DATASET RECORDS
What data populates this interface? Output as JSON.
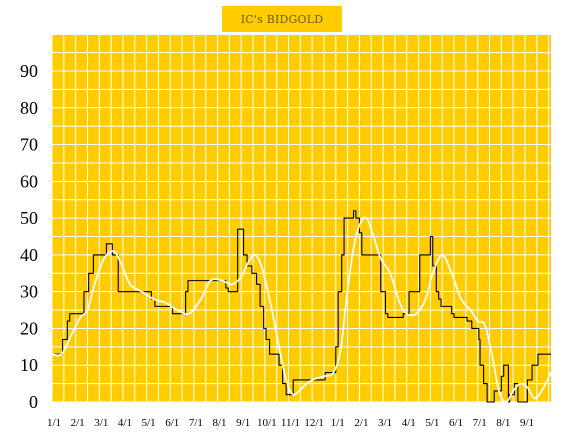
{
  "title": "IC's BIDGOLD",
  "chart_data": {
    "type": "line",
    "title": "IC's BIDGOLD",
    "xlabel": "",
    "ylabel": "",
    "ylim": [
      0,
      90
    ],
    "yticks": [
      0,
      10,
      20,
      30,
      40,
      50,
      60,
      70,
      80,
      90
    ],
    "xtick_labels": [
      "1/1",
      "2/1",
      "3/1",
      "4/1",
      "5/1",
      "6/1",
      "7/1",
      "8/1",
      "9/1",
      "10/1",
      "11/1",
      "12/1",
      "1/1",
      "2/1",
      "3/1",
      "4/1",
      "5/1",
      "6/1",
      "7/1",
      "8/1",
      "9/1"
    ],
    "x_range": [
      0,
      21.1
    ],
    "grid": true,
    "background": "#ffcc00",
    "grid_color": "#ffffff",
    "series": [
      {
        "color": "#000000",
        "style": "step",
        "points": [
          [
            0.0,
            13
          ],
          [
            0.45,
            13
          ],
          [
            0.45,
            17
          ],
          [
            0.65,
            17
          ],
          [
            0.65,
            22
          ],
          [
            0.75,
            22
          ],
          [
            0.75,
            24
          ],
          [
            1.35,
            24
          ],
          [
            1.35,
            30
          ],
          [
            1.55,
            30
          ],
          [
            1.55,
            35
          ],
          [
            1.75,
            35
          ],
          [
            1.75,
            40
          ],
          [
            2.3,
            40
          ],
          [
            2.3,
            43
          ],
          [
            2.55,
            43
          ],
          [
            2.55,
            40
          ],
          [
            2.8,
            40
          ],
          [
            2.8,
            30
          ],
          [
            4.2,
            30
          ],
          [
            4.2,
            28
          ],
          [
            4.35,
            28
          ],
          [
            4.35,
            26
          ],
          [
            5.1,
            26
          ],
          [
            5.1,
            24
          ],
          [
            5.65,
            24
          ],
          [
            5.65,
            30
          ],
          [
            5.75,
            30
          ],
          [
            5.75,
            33
          ],
          [
            7.35,
            33
          ],
          [
            7.35,
            31
          ],
          [
            7.45,
            31
          ],
          [
            7.45,
            30
          ],
          [
            7.85,
            30
          ],
          [
            7.85,
            47
          ],
          [
            8.1,
            47
          ],
          [
            8.1,
            40
          ],
          [
            8.25,
            40
          ],
          [
            8.25,
            37
          ],
          [
            8.45,
            37
          ],
          [
            8.45,
            35
          ],
          [
            8.65,
            35
          ],
          [
            8.65,
            32
          ],
          [
            8.8,
            32
          ],
          [
            8.8,
            26
          ],
          [
            8.95,
            26
          ],
          [
            8.95,
            20
          ],
          [
            9.05,
            20
          ],
          [
            9.05,
            17
          ],
          [
            9.2,
            17
          ],
          [
            9.2,
            13
          ],
          [
            9.6,
            13
          ],
          [
            9.6,
            10
          ],
          [
            9.75,
            10
          ],
          [
            9.75,
            5
          ],
          [
            9.9,
            5
          ],
          [
            9.9,
            2
          ],
          [
            10.2,
            2
          ],
          [
            10.2,
            6
          ],
          [
            11.55,
            6
          ],
          [
            11.55,
            8
          ],
          [
            12.0,
            8
          ],
          [
            12.0,
            15
          ],
          [
            12.1,
            15
          ],
          [
            12.1,
            30
          ],
          [
            12.25,
            30
          ],
          [
            12.25,
            40
          ],
          [
            12.35,
            40
          ],
          [
            12.35,
            50
          ],
          [
            12.75,
            50
          ],
          [
            12.75,
            52
          ],
          [
            12.85,
            52
          ],
          [
            12.85,
            50
          ],
          [
            13.0,
            50
          ],
          [
            13.0,
            46
          ],
          [
            13.1,
            46
          ],
          [
            13.1,
            40
          ],
          [
            13.9,
            40
          ],
          [
            13.9,
            30
          ],
          [
            14.1,
            30
          ],
          [
            14.1,
            24
          ],
          [
            14.2,
            24
          ],
          [
            14.2,
            23
          ],
          [
            14.85,
            23
          ],
          [
            14.85,
            24
          ],
          [
            15.1,
            24
          ],
          [
            15.1,
            30
          ],
          [
            15.55,
            30
          ],
          [
            15.55,
            40
          ],
          [
            16.0,
            40
          ],
          [
            16.0,
            45
          ],
          [
            16.1,
            45
          ],
          [
            16.1,
            37
          ],
          [
            16.25,
            37
          ],
          [
            16.25,
            30
          ],
          [
            16.35,
            30
          ],
          [
            16.35,
            28
          ],
          [
            16.45,
            28
          ],
          [
            16.45,
            26
          ],
          [
            16.9,
            26
          ],
          [
            16.9,
            24
          ],
          [
            17.0,
            24
          ],
          [
            17.0,
            23
          ],
          [
            17.55,
            23
          ],
          [
            17.55,
            22
          ],
          [
            17.75,
            22
          ],
          [
            17.75,
            20
          ],
          [
            18.05,
            20
          ],
          [
            18.05,
            17
          ],
          [
            18.1,
            17
          ],
          [
            18.1,
            10
          ],
          [
            18.25,
            10
          ],
          [
            18.25,
            5
          ],
          [
            18.4,
            5
          ],
          [
            18.4,
            0
          ],
          [
            18.7,
            0
          ],
          [
            18.7,
            3
          ],
          [
            19.0,
            3
          ],
          [
            19.0,
            7
          ],
          [
            19.1,
            7
          ],
          [
            19.1,
            10
          ],
          [
            19.3,
            10
          ],
          [
            19.3,
            0
          ],
          [
            19.35,
            0
          ],
          [
            19.35,
            2
          ],
          [
            19.55,
            2
          ],
          [
            19.55,
            5
          ],
          [
            19.7,
            5
          ],
          [
            19.7,
            0
          ],
          [
            20.1,
            0
          ],
          [
            20.1,
            6
          ],
          [
            20.3,
            6
          ],
          [
            20.3,
            10
          ],
          [
            20.55,
            10
          ],
          [
            20.55,
            13
          ],
          [
            21.1,
            13
          ]
        ]
      },
      {
        "color": "#ffffff",
        "style": "smooth",
        "points": [
          [
            0.0,
            13
          ],
          [
            0.4,
            13
          ],
          [
            0.8,
            18
          ],
          [
            1.2,
            23
          ],
          [
            1.5,
            25
          ],
          [
            1.8,
            32
          ],
          [
            2.2,
            39
          ],
          [
            2.6,
            41
          ],
          [
            2.9,
            38
          ],
          [
            3.3,
            32
          ],
          [
            3.8,
            30
          ],
          [
            4.3,
            28
          ],
          [
            4.8,
            27
          ],
          [
            5.3,
            25
          ],
          [
            5.8,
            24
          ],
          [
            6.3,
            28
          ],
          [
            6.7,
            33
          ],
          [
            7.2,
            33
          ],
          [
            7.6,
            32
          ],
          [
            8.0,
            34
          ],
          [
            8.3,
            38
          ],
          [
            8.6,
            40
          ],
          [
            8.9,
            36
          ],
          [
            9.3,
            25
          ],
          [
            9.6,
            15
          ],
          [
            9.9,
            6
          ],
          [
            10.2,
            2
          ],
          [
            10.6,
            4
          ],
          [
            11.0,
            6
          ],
          [
            11.5,
            7
          ],
          [
            11.9,
            8
          ],
          [
            12.2,
            14
          ],
          [
            12.4,
            25
          ],
          [
            12.7,
            40
          ],
          [
            13.0,
            48
          ],
          [
            13.3,
            50
          ],
          [
            13.6,
            45
          ],
          [
            13.9,
            39
          ],
          [
            14.3,
            35
          ],
          [
            14.7,
            27
          ],
          [
            15.0,
            24
          ],
          [
            15.4,
            24
          ],
          [
            15.8,
            28
          ],
          [
            16.1,
            35
          ],
          [
            16.5,
            40
          ],
          [
            16.9,
            35
          ],
          [
            17.3,
            28
          ],
          [
            17.7,
            25
          ],
          [
            18.0,
            22
          ],
          [
            18.3,
            21
          ],
          [
            18.6,
            13
          ],
          [
            18.9,
            3
          ],
          [
            19.2,
            0
          ],
          [
            19.5,
            3
          ],
          [
            19.8,
            5
          ],
          [
            20.1,
            4
          ],
          [
            20.4,
            1
          ],
          [
            20.7,
            3
          ],
          [
            21.1,
            8
          ]
        ]
      }
    ]
  }
}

GIVEN TASK
Go through the listing above and pull out each line containing the word "BIDGOLD".

OUTPUT OF THE EXERCISE
  "title": "IC's BIDGOLD",
    "title": "IC's BIDGOLD",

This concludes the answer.